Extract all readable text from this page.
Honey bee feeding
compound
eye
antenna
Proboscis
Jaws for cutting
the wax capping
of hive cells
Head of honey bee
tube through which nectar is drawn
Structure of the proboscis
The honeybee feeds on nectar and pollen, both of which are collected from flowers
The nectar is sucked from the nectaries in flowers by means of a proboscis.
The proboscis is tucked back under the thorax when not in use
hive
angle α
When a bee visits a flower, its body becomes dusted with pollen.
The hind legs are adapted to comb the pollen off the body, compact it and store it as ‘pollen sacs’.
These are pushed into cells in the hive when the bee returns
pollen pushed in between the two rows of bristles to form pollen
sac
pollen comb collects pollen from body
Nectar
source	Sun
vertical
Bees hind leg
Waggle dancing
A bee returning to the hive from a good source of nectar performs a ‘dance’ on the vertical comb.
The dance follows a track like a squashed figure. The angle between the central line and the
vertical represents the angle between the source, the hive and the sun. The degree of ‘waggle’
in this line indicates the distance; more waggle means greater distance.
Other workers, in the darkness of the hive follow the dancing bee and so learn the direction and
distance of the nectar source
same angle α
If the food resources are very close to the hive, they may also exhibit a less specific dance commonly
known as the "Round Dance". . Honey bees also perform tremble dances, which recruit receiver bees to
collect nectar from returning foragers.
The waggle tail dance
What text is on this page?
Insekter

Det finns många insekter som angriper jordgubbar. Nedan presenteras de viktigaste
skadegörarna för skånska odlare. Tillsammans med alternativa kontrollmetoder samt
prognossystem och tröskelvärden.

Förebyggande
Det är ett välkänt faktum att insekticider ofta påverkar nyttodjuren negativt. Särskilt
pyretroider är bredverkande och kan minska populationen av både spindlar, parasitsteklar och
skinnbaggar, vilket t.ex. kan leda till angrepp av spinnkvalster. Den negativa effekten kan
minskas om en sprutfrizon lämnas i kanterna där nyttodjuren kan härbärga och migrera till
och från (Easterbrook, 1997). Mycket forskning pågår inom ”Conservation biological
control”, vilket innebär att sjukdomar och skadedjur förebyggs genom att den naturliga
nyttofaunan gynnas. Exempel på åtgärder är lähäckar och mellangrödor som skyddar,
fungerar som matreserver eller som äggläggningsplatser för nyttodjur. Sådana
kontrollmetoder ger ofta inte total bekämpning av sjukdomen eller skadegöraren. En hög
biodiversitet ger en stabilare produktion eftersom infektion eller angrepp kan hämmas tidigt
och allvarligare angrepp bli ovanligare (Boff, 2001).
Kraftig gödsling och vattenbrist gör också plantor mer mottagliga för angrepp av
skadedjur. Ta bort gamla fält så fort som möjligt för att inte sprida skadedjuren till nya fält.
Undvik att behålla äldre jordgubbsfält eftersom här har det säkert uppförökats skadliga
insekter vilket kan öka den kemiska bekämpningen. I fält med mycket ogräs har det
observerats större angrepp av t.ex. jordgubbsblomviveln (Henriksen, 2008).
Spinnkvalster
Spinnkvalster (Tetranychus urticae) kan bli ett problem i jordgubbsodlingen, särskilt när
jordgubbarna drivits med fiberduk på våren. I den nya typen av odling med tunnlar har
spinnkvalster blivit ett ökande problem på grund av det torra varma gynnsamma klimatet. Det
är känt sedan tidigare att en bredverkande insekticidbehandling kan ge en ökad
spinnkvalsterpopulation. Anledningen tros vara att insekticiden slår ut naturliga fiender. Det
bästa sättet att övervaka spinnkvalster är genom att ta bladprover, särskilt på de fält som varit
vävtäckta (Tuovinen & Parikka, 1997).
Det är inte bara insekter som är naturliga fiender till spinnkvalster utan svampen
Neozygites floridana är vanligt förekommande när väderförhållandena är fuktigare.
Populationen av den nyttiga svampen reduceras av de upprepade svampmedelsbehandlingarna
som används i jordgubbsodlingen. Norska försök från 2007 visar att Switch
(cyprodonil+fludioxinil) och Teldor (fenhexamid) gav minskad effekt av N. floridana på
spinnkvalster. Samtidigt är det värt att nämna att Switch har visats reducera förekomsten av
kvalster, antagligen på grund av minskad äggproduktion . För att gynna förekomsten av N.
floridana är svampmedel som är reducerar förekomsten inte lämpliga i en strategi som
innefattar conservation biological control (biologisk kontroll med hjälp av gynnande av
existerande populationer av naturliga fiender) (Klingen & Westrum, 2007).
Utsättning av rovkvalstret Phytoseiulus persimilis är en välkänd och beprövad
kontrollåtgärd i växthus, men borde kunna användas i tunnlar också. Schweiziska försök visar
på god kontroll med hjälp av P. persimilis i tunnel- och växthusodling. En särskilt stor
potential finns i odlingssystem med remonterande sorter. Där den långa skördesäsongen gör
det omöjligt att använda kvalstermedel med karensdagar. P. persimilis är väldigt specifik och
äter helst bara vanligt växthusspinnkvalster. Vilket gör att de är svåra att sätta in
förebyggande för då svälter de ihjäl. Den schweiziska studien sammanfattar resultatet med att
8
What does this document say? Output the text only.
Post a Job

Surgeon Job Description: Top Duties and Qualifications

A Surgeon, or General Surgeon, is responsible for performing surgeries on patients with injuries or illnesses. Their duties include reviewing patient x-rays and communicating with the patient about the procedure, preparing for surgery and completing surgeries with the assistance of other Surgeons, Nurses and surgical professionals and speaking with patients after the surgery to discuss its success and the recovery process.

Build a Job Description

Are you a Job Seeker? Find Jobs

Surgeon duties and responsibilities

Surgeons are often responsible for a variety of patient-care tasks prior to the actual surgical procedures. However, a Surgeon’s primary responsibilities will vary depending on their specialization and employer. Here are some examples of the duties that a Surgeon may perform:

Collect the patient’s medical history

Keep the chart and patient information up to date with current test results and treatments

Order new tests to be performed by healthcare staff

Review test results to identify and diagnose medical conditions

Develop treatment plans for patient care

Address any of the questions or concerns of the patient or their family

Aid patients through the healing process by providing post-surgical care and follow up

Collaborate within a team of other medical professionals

··········

Copy each line of the listing that holds the word "visar".

som används i jordgubbsodlingen. Norska försök från 2007 visar att Switch
kontrollåtgärd i växthus, men borde kunna användas i tunnlar också. Schweiziska försök visar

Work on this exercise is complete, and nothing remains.